◆ **Your task**: Find the string "shifts" and gather every line that holds it.

┄┄┄┄┄┄┄┄┄┄

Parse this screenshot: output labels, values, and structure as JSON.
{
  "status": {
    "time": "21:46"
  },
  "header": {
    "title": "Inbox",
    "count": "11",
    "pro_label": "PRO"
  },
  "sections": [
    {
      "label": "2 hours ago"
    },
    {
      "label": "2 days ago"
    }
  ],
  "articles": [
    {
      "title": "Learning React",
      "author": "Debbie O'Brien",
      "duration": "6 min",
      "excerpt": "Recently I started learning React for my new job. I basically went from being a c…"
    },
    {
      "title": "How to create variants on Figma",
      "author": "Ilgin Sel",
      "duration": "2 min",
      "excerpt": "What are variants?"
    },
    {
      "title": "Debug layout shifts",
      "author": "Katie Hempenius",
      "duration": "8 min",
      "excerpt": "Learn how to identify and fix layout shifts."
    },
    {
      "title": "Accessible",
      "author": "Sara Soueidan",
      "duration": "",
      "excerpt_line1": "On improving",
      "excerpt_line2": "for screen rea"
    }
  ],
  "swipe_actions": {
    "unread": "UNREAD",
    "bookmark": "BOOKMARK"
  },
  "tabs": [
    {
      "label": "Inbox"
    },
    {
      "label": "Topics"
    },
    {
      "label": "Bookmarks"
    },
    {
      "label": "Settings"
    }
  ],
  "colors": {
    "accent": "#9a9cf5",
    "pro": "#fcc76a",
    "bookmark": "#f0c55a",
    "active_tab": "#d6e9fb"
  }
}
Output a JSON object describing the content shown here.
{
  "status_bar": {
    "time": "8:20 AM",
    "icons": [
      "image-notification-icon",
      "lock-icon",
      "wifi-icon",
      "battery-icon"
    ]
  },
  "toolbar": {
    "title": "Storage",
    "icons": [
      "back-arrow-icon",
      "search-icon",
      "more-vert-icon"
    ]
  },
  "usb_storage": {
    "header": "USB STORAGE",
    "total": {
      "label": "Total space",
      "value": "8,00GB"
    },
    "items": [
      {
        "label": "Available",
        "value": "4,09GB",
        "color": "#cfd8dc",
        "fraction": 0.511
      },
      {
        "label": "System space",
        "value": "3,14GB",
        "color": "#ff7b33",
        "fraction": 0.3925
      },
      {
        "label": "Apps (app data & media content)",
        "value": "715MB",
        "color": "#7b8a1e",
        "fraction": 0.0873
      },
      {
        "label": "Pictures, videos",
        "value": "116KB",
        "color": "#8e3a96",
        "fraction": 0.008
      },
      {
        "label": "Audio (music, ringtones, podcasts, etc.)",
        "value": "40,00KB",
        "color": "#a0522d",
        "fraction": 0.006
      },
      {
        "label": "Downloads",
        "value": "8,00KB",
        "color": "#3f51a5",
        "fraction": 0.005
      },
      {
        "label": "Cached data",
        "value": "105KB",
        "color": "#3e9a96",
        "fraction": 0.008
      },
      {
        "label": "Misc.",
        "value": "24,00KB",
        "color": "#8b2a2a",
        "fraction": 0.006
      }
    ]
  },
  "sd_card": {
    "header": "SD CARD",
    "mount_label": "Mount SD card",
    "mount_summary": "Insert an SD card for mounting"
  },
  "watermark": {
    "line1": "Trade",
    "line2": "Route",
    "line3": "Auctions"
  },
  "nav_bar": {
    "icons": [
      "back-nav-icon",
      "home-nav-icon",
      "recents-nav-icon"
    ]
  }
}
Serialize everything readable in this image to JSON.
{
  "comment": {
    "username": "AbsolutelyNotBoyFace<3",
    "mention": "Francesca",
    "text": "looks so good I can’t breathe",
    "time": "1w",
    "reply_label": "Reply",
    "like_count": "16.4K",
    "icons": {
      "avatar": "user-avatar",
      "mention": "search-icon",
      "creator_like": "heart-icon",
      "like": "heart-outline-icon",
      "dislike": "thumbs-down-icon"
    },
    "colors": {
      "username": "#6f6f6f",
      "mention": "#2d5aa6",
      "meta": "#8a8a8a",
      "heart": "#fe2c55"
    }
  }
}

┄┄┄┄┄┄┄┄┄┄

◆ **Result**:
      "title": "Debug layout shifts",
      "excerpt": "Learn how to identify and fix layout shifts."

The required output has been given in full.